- **WRITTEN INSTRUCTION**: All the data should be repeated exactly. Any image in it is left out.

━━━━━━━━━━━━━━━━━━━━━━━━━━━━━━

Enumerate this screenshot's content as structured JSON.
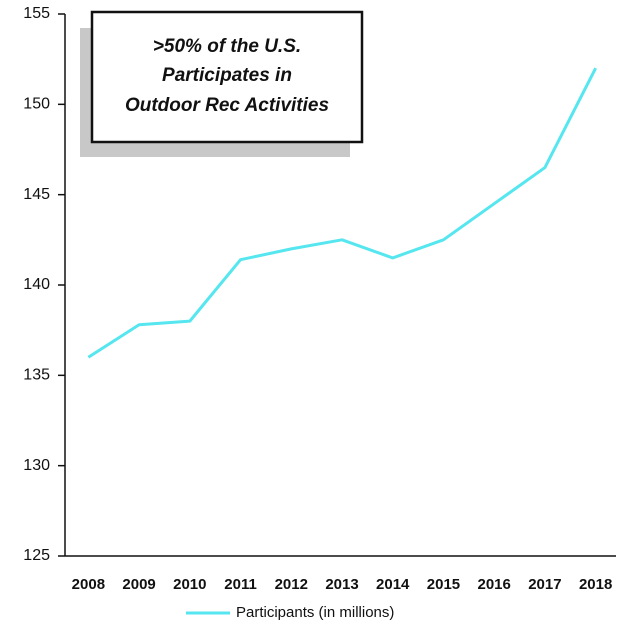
{
  "chart_data": {
    "type": "line",
    "annotation": [
      ">50% of the U.S.",
      "Participates in",
      "Outdoor Rec Activities"
    ],
    "categories": [
      "2008",
      "2009",
      "2010",
      "2011",
      "2012",
      "2013",
      "2014",
      "2015",
      "2016",
      "2017",
      "2018"
    ],
    "series": [
      {
        "name": "Participants (in millions)",
        "color": "#55e6ef",
        "values": [
          136.0,
          137.8,
          138.0,
          141.4,
          142.0,
          142.5,
          141.5,
          142.5,
          144.5,
          146.5,
          152.0
        ]
      }
    ],
    "ylim": [
      125,
      155
    ],
    "yticks": [
      125,
      130,
      135,
      140,
      145,
      150,
      155
    ],
    "grid": false,
    "legend": "bottom"
  }
}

━━━━━━━━━━━━━━━━━━━━━━━━━━━━━━

- **WORKED SOLUTION**:
Enumerate this screenshot's content as structured JSON.
{
  "chart_data": {
    "type": "line",
    "annotation": [
      ">50% of the U.S.",
      "Participates in",
      "Outdoor Rec Activities"
    ],
    "categories": [
      "2008",
      "2009",
      "2010",
      "2011",
      "2012",
      "2013",
      "2014",
      "2015",
      "2016",
      "2017",
      "2018"
    ],
    "series": [
      {
        "name": "Participants (in millions)",
        "color": "#55e6ef",
        "values": [
          136.0,
          137.8,
          138.0,
          141.4,
          142.0,
          142.5,
          141.5,
          142.5,
          144.5,
          146.5,
          152.0
        ]
      }
    ],
    "ylim": [
      125,
      155
    ],
    "yticks": [
      125,
      130,
      135,
      140,
      145,
      150,
      155
    ],
    "grid": false,
    "legend": "bottom"
  }
}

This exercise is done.